Information given:
= = = = = = =
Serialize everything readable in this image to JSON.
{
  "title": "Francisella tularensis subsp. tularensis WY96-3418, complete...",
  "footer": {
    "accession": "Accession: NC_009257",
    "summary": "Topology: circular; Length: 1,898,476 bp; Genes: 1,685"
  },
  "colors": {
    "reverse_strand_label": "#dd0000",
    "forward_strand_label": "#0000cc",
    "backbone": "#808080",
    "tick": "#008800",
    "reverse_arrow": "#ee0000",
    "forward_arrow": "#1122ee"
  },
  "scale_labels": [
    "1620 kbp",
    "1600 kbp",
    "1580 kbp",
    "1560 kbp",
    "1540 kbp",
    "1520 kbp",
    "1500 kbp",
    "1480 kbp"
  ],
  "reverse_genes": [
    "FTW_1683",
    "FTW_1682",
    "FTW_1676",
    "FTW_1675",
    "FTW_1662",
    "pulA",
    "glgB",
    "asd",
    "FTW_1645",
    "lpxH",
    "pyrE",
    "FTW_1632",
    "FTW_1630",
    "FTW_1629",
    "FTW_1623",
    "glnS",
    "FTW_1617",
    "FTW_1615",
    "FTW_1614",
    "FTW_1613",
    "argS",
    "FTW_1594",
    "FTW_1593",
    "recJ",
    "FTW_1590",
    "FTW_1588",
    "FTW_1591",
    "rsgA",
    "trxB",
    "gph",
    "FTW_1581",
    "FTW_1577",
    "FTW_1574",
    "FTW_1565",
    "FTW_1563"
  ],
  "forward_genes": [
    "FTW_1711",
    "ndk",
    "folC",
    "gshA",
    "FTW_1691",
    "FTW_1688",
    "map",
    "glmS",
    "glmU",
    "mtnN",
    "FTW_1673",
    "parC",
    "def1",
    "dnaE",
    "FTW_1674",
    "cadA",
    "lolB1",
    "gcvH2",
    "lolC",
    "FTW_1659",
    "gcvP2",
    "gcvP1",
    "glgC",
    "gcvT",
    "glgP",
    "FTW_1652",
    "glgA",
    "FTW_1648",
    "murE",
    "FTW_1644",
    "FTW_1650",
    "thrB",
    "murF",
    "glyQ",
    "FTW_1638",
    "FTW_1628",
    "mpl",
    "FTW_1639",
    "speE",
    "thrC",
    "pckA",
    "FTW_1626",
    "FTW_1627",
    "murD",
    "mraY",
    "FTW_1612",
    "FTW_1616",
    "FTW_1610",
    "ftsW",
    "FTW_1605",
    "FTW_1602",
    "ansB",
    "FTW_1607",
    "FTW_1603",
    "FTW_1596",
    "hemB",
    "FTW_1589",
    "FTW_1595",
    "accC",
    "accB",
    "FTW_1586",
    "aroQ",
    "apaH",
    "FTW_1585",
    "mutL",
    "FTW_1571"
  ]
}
= = = = = = =
Task statement:
Please restate the preceding entries word for word.

Solution:
Serialize everything readable in this image to JSON.
{
  "title": "Francisella tularensis subsp. tularensis WY96-3418, complete...",
  "footer": {
    "accession": "Accession: NC_009257",
    "summary": "Topology: circular; Length: 1,898,476 bp; Genes: 1,685"
  },
  "colors": {
    "reverse_strand_label": "#dd0000",
    "forward_strand_label": "#0000cc",
    "backbone": "#808080",
    "tick": "#008800",
    "reverse_arrow": "#ee0000",
    "forward_arrow": "#1122ee"
  },
  "scale_labels": [
    "1620 kbp",
    "1600 kbp",
    "1580 kbp",
    "1560 kbp",
    "1540 kbp",
    "1520 kbp",
    "1500 kbp",
    "1480 kbp"
  ],
  "reverse_genes": [
    "FTW_1683",
    "FTW_1682",
    "FTW_1676",
    "FTW_1675",
    "FTW_1662",
    "pulA",
    "glgB",
    "asd",
    "FTW_1645",
    "lpxH",
    "pyrE",
    "FTW_1632",
    "FTW_1630",
    "FTW_1629",
    "FTW_1623",
    "glnS",
    "FTW_1617",
    "FTW_1615",
    "FTW_1614",
    "FTW_1613",
    "argS",
    "FTW_1594",
    "FTW_1593",
    "recJ",
    "FTW_1590",
    "FTW_1588",
    "FTW_1591",
    "rsgA",
    "trxB",
    "gph",
    "FTW_1581",
    "FTW_1577",
    "FTW_1574",
    "FTW_1565",
    "FTW_1563"
  ],
  "forward_genes": [
    "FTW_1711",
    "ndk",
    "folC",
    "gshA",
    "FTW_1691",
    "FTW_1688",
    "map",
    "glmS",
    "glmU",
    "mtnN",
    "FTW_1673",
    "parC",
    "def1",
    "dnaE",
    "FTW_1674",
    "cadA",
    "lolB1",
    "gcvH2",
    "lolC",
    "FTW_1659",
    "gcvP2",
    "gcvP1",
    "glgC",
    "gcvT",
    "glgP",
    "FTW_1652",
    "glgA",
    "FTW_1648",
    "murE",
    "FTW_1644",
    "FTW_1650",
    "thrB",
    "murF",
    "glyQ",
    "FTW_1638",
    "FTW_1628",
    "mpl",
    "FTW_1639",
    "speE",
    "thrC",
    "pckA",
    "FTW_1626",
    "FTW_1627",
    "murD",
    "mraY",
    "FTW_1612",
    "FTW_1616",
    "FTW_1610",
    "ftsW",
    "FTW_1605",
    "FTW_1602",
    "ansB",
    "FTW_1607",
    "FTW_1603",
    "FTW_1596",
    "hemB",
    "FTW_1589",
    "FTW_1595",
    "accC",
    "accB",
    "FTW_1586",
    "aroQ",
    "apaH",
    "FTW_1585",
    "mutL",
    "FTW_1571"
  ]
}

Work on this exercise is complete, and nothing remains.